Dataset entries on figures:
┄┄┄┄┄┄

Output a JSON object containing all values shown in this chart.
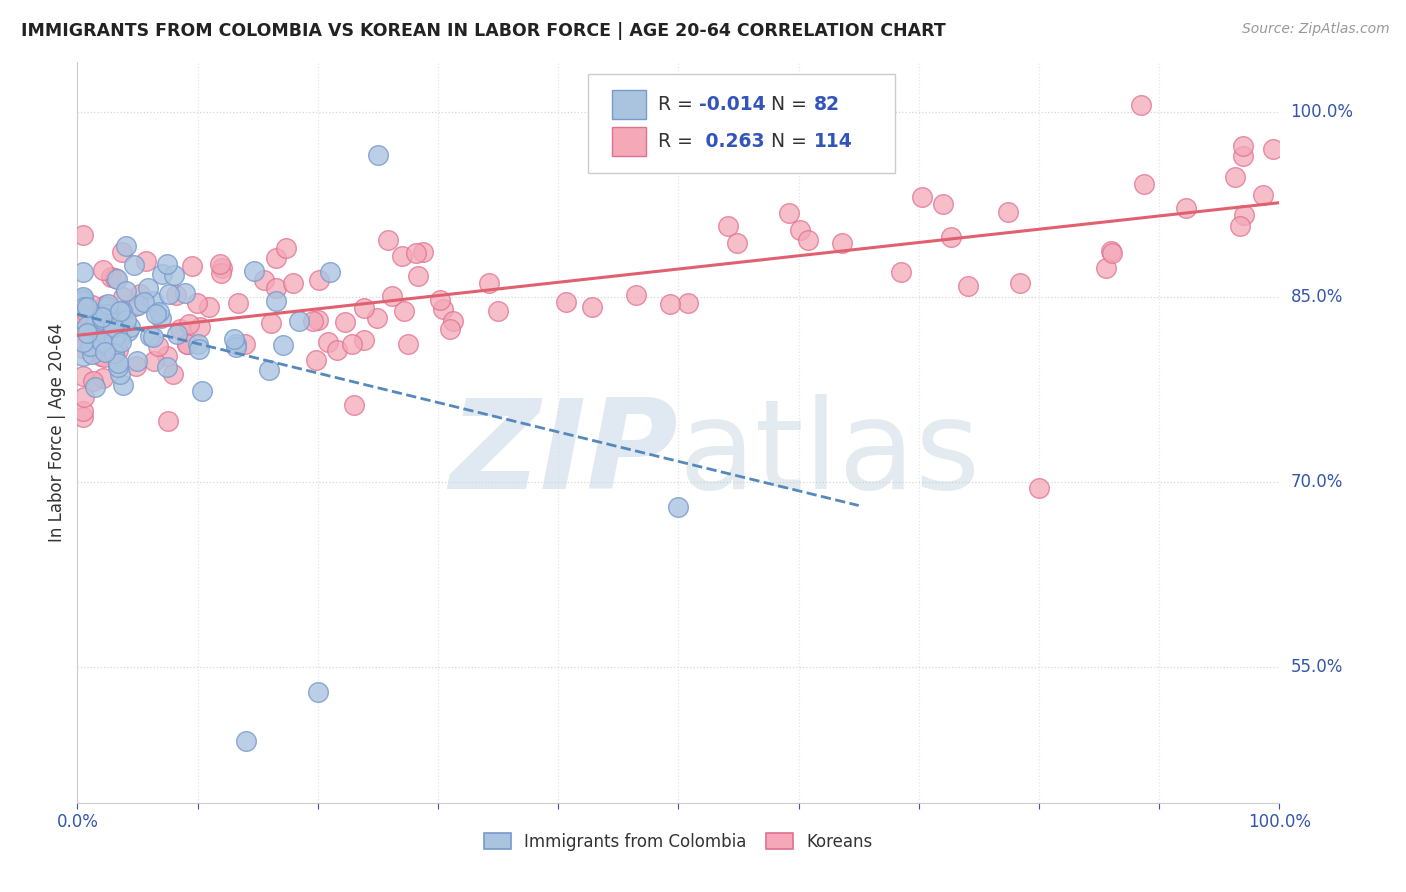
{
  "title": "IMMIGRANTS FROM COLOMBIA VS KOREAN IN LABOR FORCE | AGE 20-64 CORRELATION CHART",
  "source": "Source: ZipAtlas.com",
  "ylabel": "In Labor Force | Age 20-64",
  "xlim": [
    0.0,
    1.0
  ],
  "ylim": [
    0.44,
    1.04
  ],
  "x_tick_labels": [
    "0.0%",
    "",
    "",
    "",
    "",
    "",
    "",
    "",
    "",
    "",
    "100.0%"
  ],
  "x_tick_vals": [
    0.0,
    0.1,
    0.2,
    0.3,
    0.4,
    0.5,
    0.6,
    0.7,
    0.8,
    0.9,
    1.0
  ],
  "y_tick_right_labels": [
    "55.0%",
    "70.0%",
    "85.0%",
    "100.0%"
  ],
  "y_tick_right_values": [
    0.55,
    0.7,
    0.85,
    1.0
  ],
  "colombia_R": -0.014,
  "colombia_N": 82,
  "korean_R": 0.263,
  "korean_N": 114,
  "colombia_color": "#aac4e0",
  "korean_color": "#f4a8b8",
  "colombia_edge_color": "#7799cc",
  "korean_edge_color": "#e07090",
  "colombia_line_color": "#5588bb",
  "korean_line_color": "#e06070",
  "watermark_zip_color": "#c8d8e8",
  "watermark_atlas_color": "#b8ccd8",
  "title_color": "#222222",
  "source_color": "#999999",
  "axis_label_color": "#333333",
  "tick_color": "#3355aa",
  "grid_color": "#cccccc",
  "legend_text_color": "#333333",
  "legend_value_color": "#3355bb"
}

┄┄┄┄┄┄

What the exercise asks: Reproduce the data verbatim. Do not carry any picture into the copy.

Exercise output:
Output a JSON object containing all values shown in this chart.
{
  "title": "IMMIGRANTS FROM COLOMBIA VS KOREAN IN LABOR FORCE | AGE 20-64 CORRELATION CHART",
  "source": "Source: ZipAtlas.com",
  "ylabel": "In Labor Force | Age 20-64",
  "xlim": [
    0.0,
    1.0
  ],
  "ylim": [
    0.44,
    1.04
  ],
  "x_tick_labels": [
    "0.0%",
    "",
    "",
    "",
    "",
    "",
    "",
    "",
    "",
    "",
    "100.0%"
  ],
  "x_tick_vals": [
    0.0,
    0.1,
    0.2,
    0.3,
    0.4,
    0.5,
    0.6,
    0.7,
    0.8,
    0.9,
    1.0
  ],
  "y_tick_right_labels": [
    "55.0%",
    "70.0%",
    "85.0%",
    "100.0%"
  ],
  "y_tick_right_values": [
    0.55,
    0.7,
    0.85,
    1.0
  ],
  "colombia_R": -0.014,
  "colombia_N": 82,
  "korean_R": 0.263,
  "korean_N": 114,
  "colombia_color": "#aac4e0",
  "korean_color": "#f4a8b8",
  "colombia_edge_color": "#7799cc",
  "korean_edge_color": "#e07090",
  "colombia_line_color": "#5588bb",
  "korean_line_color": "#e06070",
  "watermark_zip_color": "#c8d8e8",
  "watermark_atlas_color": "#b8ccd8",
  "title_color": "#222222",
  "source_color": "#999999",
  "axis_label_color": "#333333",
  "tick_color": "#3355aa",
  "grid_color": "#cccccc",
  "legend_text_color": "#333333",
  "legend_value_color": "#3355bb"
}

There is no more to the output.